EXERCISE OBJECTIVE: Return the records that follow, matching each one exactly.

Figure content listings:
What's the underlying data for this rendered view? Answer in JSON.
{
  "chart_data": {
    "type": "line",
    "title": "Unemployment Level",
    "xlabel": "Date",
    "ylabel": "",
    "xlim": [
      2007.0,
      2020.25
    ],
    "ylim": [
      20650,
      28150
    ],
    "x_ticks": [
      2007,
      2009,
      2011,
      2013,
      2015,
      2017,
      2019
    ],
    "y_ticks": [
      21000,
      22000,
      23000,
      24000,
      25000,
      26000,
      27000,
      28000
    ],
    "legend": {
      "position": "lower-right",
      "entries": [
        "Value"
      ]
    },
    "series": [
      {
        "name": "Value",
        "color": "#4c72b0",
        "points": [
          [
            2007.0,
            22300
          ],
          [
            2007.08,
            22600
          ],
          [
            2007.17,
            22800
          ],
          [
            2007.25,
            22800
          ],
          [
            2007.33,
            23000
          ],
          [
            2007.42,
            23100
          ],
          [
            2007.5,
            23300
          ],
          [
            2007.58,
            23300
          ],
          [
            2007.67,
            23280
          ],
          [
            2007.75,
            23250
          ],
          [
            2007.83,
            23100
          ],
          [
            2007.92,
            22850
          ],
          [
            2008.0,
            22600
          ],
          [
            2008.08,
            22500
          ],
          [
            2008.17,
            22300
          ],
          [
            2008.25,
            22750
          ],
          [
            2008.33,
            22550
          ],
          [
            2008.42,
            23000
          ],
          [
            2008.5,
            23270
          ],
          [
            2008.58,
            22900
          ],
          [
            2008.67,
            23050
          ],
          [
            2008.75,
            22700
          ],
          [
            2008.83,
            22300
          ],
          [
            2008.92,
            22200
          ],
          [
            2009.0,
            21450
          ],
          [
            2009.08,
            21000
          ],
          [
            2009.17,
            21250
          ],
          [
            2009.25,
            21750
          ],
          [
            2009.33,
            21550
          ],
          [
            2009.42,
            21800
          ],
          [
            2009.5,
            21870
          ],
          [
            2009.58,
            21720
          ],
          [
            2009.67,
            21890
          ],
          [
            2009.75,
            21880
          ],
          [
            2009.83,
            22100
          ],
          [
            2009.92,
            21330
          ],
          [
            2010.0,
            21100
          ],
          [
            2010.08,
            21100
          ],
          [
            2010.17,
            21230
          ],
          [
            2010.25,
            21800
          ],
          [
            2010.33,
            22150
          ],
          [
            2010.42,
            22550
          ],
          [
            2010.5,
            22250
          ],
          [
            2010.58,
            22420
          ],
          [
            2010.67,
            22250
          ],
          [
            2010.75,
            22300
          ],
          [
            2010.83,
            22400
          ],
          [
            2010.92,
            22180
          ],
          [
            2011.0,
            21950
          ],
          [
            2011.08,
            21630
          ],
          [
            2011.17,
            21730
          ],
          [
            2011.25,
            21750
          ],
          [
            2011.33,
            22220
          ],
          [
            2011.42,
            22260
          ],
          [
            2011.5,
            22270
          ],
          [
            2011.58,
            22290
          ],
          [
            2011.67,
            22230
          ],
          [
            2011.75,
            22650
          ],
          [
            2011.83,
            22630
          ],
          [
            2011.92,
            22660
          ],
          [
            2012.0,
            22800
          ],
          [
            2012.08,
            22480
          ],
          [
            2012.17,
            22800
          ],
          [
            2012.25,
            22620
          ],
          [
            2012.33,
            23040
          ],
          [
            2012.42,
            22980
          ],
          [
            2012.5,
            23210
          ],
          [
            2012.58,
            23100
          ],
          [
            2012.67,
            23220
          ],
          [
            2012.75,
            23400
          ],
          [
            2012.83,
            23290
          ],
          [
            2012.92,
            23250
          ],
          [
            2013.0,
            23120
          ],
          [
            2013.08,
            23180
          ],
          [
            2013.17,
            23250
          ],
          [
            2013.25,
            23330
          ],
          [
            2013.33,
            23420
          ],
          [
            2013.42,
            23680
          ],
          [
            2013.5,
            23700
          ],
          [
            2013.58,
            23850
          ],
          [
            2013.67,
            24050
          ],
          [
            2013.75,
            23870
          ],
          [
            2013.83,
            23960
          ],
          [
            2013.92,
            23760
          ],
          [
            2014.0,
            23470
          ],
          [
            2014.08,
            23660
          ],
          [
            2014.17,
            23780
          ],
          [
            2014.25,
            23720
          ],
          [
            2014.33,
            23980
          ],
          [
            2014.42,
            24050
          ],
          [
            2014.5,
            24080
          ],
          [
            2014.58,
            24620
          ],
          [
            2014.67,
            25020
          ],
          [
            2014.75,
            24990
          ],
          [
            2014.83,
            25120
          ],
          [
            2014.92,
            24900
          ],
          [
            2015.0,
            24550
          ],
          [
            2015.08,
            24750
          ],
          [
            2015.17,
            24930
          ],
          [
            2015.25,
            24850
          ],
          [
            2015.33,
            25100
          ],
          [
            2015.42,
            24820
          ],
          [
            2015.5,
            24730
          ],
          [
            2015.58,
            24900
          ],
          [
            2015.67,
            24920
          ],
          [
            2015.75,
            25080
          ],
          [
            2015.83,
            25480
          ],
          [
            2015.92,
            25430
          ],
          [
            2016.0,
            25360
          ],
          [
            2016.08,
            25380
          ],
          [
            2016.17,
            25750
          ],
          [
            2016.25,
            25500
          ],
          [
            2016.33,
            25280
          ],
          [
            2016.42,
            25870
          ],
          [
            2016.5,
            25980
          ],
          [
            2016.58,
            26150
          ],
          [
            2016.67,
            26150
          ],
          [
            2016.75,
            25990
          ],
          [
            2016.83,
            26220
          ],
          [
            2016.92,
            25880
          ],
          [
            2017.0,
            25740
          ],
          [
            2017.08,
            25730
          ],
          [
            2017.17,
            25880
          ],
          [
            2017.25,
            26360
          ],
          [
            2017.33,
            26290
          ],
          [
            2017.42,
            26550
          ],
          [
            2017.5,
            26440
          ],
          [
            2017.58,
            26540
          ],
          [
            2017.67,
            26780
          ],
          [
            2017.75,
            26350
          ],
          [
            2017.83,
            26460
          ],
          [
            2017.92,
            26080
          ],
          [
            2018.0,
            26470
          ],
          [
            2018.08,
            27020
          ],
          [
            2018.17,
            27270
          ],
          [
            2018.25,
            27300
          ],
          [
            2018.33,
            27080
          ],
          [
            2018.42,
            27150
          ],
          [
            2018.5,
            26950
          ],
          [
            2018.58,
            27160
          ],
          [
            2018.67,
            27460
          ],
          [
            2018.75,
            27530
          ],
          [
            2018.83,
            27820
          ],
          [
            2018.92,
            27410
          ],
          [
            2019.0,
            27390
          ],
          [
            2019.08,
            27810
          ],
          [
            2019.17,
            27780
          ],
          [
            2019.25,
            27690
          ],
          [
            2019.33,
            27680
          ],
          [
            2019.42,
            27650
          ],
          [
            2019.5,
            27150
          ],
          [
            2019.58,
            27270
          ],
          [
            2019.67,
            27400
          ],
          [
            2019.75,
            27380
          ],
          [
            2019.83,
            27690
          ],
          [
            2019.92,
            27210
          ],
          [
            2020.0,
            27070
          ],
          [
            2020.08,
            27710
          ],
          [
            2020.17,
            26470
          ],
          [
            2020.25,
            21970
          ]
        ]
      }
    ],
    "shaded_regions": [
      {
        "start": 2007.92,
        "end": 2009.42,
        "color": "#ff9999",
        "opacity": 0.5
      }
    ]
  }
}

SOLUTION BELOW:
What's the underlying data for this rendered view? Answer in JSON.
{
  "chart_data": {
    "type": "line",
    "title": "Unemployment Level",
    "xlabel": "Date",
    "ylabel": "",
    "xlim": [
      2007.0,
      2020.25
    ],
    "ylim": [
      20650,
      28150
    ],
    "x_ticks": [
      2007,
      2009,
      2011,
      2013,
      2015,
      2017,
      2019
    ],
    "y_ticks": [
      21000,
      22000,
      23000,
      24000,
      25000,
      26000,
      27000,
      28000
    ],
    "legend": {
      "position": "lower-right",
      "entries": [
        "Value"
      ]
    },
    "series": [
      {
        "name": "Value",
        "color": "#4c72b0",
        "points": [
          [
            2007.0,
            22300
          ],
          [
            2007.08,
            22600
          ],
          [
            2007.17,
            22800
          ],
          [
            2007.25,
            22800
          ],
          [
            2007.33,
            23000
          ],
          [
            2007.42,
            23100
          ],
          [
            2007.5,
            23300
          ],
          [
            2007.58,
            23300
          ],
          [
            2007.67,
            23280
          ],
          [
            2007.75,
            23250
          ],
          [
            2007.83,
            23100
          ],
          [
            2007.92,
            22850
          ],
          [
            2008.0,
            22600
          ],
          [
            2008.08,
            22500
          ],
          [
            2008.17,
            22300
          ],
          [
            2008.25,
            22750
          ],
          [
            2008.33,
            22550
          ],
          [
            2008.42,
            23000
          ],
          [
            2008.5,
            23270
          ],
          [
            2008.58,
            22900
          ],
          [
            2008.67,
            23050
          ],
          [
            2008.75,
            22700
          ],
          [
            2008.83,
            22300
          ],
          [
            2008.92,
            22200
          ],
          [
            2009.0,
            21450
          ],
          [
            2009.08,
            21000
          ],
          [
            2009.17,
            21250
          ],
          [
            2009.25,
            21750
          ],
          [
            2009.33,
            21550
          ],
          [
            2009.42,
            21800
          ],
          [
            2009.5,
            21870
          ],
          [
            2009.58,
            21720
          ],
          [
            2009.67,
            21890
          ],
          [
            2009.75,
            21880
          ],
          [
            2009.83,
            22100
          ],
          [
            2009.92,
            21330
          ],
          [
            2010.0,
            21100
          ],
          [
            2010.08,
            21100
          ],
          [
            2010.17,
            21230
          ],
          [
            2010.25,
            21800
          ],
          [
            2010.33,
            22150
          ],
          [
            2010.42,
            22550
          ],
          [
            2010.5,
            22250
          ],
          [
            2010.58,
            22420
          ],
          [
            2010.67,
            22250
          ],
          [
            2010.75,
            22300
          ],
          [
            2010.83,
            22400
          ],
          [
            2010.92,
            22180
          ],
          [
            2011.0,
            21950
          ],
          [
            2011.08,
            21630
          ],
          [
            2011.17,
            21730
          ],
          [
            2011.25,
            21750
          ],
          [
            2011.33,
            22220
          ],
          [
            2011.42,
            22260
          ],
          [
            2011.5,
            22270
          ],
          [
            2011.58,
            22290
          ],
          [
            2011.67,
            22230
          ],
          [
            2011.75,
            22650
          ],
          [
            2011.83,
            22630
          ],
          [
            2011.92,
            22660
          ],
          [
            2012.0,
            22800
          ],
          [
            2012.08,
            22480
          ],
          [
            2012.17,
            22800
          ],
          [
            2012.25,
            22620
          ],
          [
            2012.33,
            23040
          ],
          [
            2012.42,
            22980
          ],
          [
            2012.5,
            23210
          ],
          [
            2012.58,
            23100
          ],
          [
            2012.67,
            23220
          ],
          [
            2012.75,
            23400
          ],
          [
            2012.83,
            23290
          ],
          [
            2012.92,
            23250
          ],
          [
            2013.0,
            23120
          ],
          [
            2013.08,
            23180
          ],
          [
            2013.17,
            23250
          ],
          [
            2013.25,
            23330
          ],
          [
            2013.33,
            23420
          ],
          [
            2013.42,
            23680
          ],
          [
            2013.5,
            23700
          ],
          [
            2013.58,
            23850
          ],
          [
            2013.67,
            24050
          ],
          [
            2013.75,
            23870
          ],
          [
            2013.83,
            23960
          ],
          [
            2013.92,
            23760
          ],
          [
            2014.0,
            23470
          ],
          [
            2014.08,
            23660
          ],
          [
            2014.17,
            23780
          ],
          [
            2014.25,
            23720
          ],
          [
            2014.33,
            23980
          ],
          [
            2014.42,
            24050
          ],
          [
            2014.5,
            24080
          ],
          [
            2014.58,
            24620
          ],
          [
            2014.67,
            25020
          ],
          [
            2014.75,
            24990
          ],
          [
            2014.83,
            25120
          ],
          [
            2014.92,
            24900
          ],
          [
            2015.0,
            24550
          ],
          [
            2015.08,
            24750
          ],
          [
            2015.17,
            24930
          ],
          [
            2015.25,
            24850
          ],
          [
            2015.33,
            25100
          ],
          [
            2015.42,
            24820
          ],
          [
            2015.5,
            24730
          ],
          [
            2015.58,
            24900
          ],
          [
            2015.67,
            24920
          ],
          [
            2015.75,
            25080
          ],
          [
            2015.83,
            25480
          ],
          [
            2015.92,
            25430
          ],
          [
            2016.0,
            25360
          ],
          [
            2016.08,
            25380
          ],
          [
            2016.17,
            25750
          ],
          [
            2016.25,
            25500
          ],
          [
            2016.33,
            25280
          ],
          [
            2016.42,
            25870
          ],
          [
            2016.5,
            25980
          ],
          [
            2016.58,
            26150
          ],
          [
            2016.67,
            26150
          ],
          [
            2016.75,
            25990
          ],
          [
            2016.83,
            26220
          ],
          [
            2016.92,
            25880
          ],
          [
            2017.0,
            25740
          ],
          [
            2017.08,
            25730
          ],
          [
            2017.17,
            25880
          ],
          [
            2017.25,
            26360
          ],
          [
            2017.33,
            26290
          ],
          [
            2017.42,
            26550
          ],
          [
            2017.5,
            26440
          ],
          [
            2017.58,
            26540
          ],
          [
            2017.67,
            26780
          ],
          [
            2017.75,
            26350
          ],
          [
            2017.83,
            26460
          ],
          [
            2017.92,
            26080
          ],
          [
            2018.0,
            26470
          ],
          [
            2018.08,
            27020
          ],
          [
            2018.17,
            27270
          ],
          [
            2018.25,
            27300
          ],
          [
            2018.33,
            27080
          ],
          [
            2018.42,
            27150
          ],
          [
            2018.5,
            26950
          ],
          [
            2018.58,
            27160
          ],
          [
            2018.67,
            27460
          ],
          [
            2018.75,
            27530
          ],
          [
            2018.83,
            27820
          ],
          [
            2018.92,
            27410
          ],
          [
            2019.0,
            27390
          ],
          [
            2019.08,
            27810
          ],
          [
            2019.17,
            27780
          ],
          [
            2019.25,
            27690
          ],
          [
            2019.33,
            27680
          ],
          [
            2019.42,
            27650
          ],
          [
            2019.5,
            27150
          ],
          [
            2019.58,
            27270
          ],
          [
            2019.67,
            27400
          ],
          [
            2019.75,
            27380
          ],
          [
            2019.83,
            27690
          ],
          [
            2019.92,
            27210
          ],
          [
            2020.0,
            27070
          ],
          [
            2020.08,
            27710
          ],
          [
            2020.17,
            26470
          ],
          [
            2020.25,
            21970
          ]
        ]
      }
    ],
    "shaded_regions": [
      {
        "start": 2007.92,
        "end": 2009.42,
        "color": "#ff9999",
        "opacity": 0.5
      }
    ]
  }
}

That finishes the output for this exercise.